• What to produce
From the records below, give the number of lines that contain the string "відбито", without any other text.

• Entries supplied
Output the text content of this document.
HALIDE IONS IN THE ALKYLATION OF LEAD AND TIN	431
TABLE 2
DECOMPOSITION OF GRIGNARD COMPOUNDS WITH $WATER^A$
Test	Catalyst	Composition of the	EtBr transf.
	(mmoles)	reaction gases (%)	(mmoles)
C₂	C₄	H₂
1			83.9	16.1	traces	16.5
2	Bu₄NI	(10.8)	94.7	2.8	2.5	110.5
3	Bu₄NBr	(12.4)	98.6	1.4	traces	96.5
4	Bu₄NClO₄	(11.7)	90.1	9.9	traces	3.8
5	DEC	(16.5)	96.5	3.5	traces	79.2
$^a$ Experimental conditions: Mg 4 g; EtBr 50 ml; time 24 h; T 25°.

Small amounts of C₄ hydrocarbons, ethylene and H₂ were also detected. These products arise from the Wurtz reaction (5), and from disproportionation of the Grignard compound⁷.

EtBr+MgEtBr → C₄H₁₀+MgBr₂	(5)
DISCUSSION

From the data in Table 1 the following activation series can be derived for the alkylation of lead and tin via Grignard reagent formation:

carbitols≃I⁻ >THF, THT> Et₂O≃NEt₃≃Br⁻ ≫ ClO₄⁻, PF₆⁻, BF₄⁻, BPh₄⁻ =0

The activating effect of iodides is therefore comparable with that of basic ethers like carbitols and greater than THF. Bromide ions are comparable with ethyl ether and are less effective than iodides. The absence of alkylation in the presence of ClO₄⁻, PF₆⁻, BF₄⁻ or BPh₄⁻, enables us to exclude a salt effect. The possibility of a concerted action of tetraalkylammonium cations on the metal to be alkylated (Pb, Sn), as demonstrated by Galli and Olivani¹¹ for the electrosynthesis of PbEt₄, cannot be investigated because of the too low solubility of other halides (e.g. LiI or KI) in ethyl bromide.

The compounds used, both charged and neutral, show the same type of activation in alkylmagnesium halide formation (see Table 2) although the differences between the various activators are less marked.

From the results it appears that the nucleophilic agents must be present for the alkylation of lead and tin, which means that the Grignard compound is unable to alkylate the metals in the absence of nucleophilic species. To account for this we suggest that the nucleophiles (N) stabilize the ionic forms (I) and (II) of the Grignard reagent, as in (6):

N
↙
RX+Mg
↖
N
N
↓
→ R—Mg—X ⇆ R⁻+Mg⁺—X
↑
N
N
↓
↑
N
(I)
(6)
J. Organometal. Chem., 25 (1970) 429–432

--

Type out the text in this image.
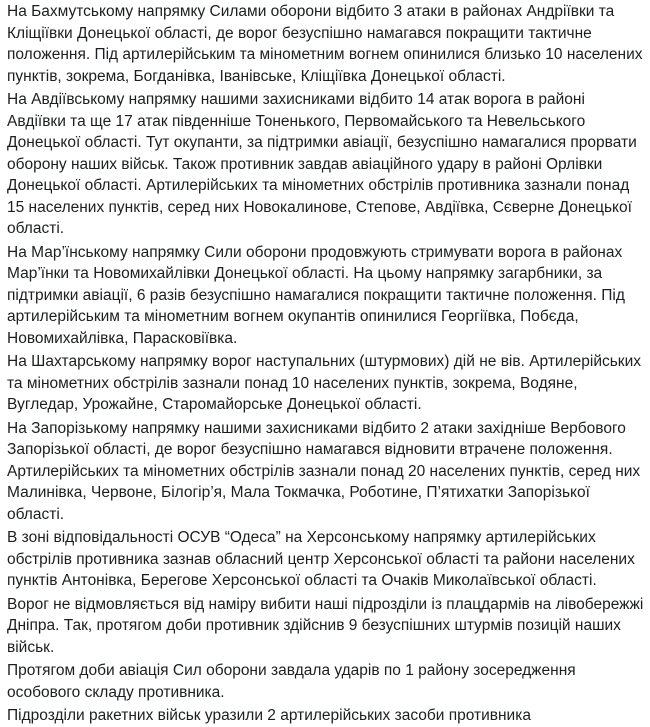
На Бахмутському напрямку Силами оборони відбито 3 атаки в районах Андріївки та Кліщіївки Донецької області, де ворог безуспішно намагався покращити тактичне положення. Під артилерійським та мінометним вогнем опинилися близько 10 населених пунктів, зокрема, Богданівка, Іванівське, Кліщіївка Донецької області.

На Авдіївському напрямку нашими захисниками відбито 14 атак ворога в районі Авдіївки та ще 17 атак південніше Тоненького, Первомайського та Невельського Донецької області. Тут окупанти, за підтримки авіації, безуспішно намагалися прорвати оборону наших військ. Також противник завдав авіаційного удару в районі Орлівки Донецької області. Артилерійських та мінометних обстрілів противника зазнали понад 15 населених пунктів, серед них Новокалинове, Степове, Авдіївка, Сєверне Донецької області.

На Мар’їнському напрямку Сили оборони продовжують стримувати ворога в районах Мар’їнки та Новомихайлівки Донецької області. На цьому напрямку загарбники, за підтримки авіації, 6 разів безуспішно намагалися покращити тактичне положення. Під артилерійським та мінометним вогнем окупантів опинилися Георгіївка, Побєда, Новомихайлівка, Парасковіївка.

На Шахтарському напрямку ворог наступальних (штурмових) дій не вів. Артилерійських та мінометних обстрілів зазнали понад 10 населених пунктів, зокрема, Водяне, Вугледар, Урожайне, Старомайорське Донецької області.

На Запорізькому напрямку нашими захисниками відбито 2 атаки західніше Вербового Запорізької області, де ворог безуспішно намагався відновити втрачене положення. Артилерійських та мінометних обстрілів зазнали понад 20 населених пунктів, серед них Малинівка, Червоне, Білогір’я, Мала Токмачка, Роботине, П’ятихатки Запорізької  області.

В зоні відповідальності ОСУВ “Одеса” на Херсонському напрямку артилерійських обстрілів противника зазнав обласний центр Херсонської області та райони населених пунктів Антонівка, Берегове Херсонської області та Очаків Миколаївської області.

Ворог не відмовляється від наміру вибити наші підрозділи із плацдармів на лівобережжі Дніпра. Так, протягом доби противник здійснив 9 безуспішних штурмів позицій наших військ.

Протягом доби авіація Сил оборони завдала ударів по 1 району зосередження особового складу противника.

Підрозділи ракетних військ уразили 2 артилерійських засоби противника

• Result for this task
3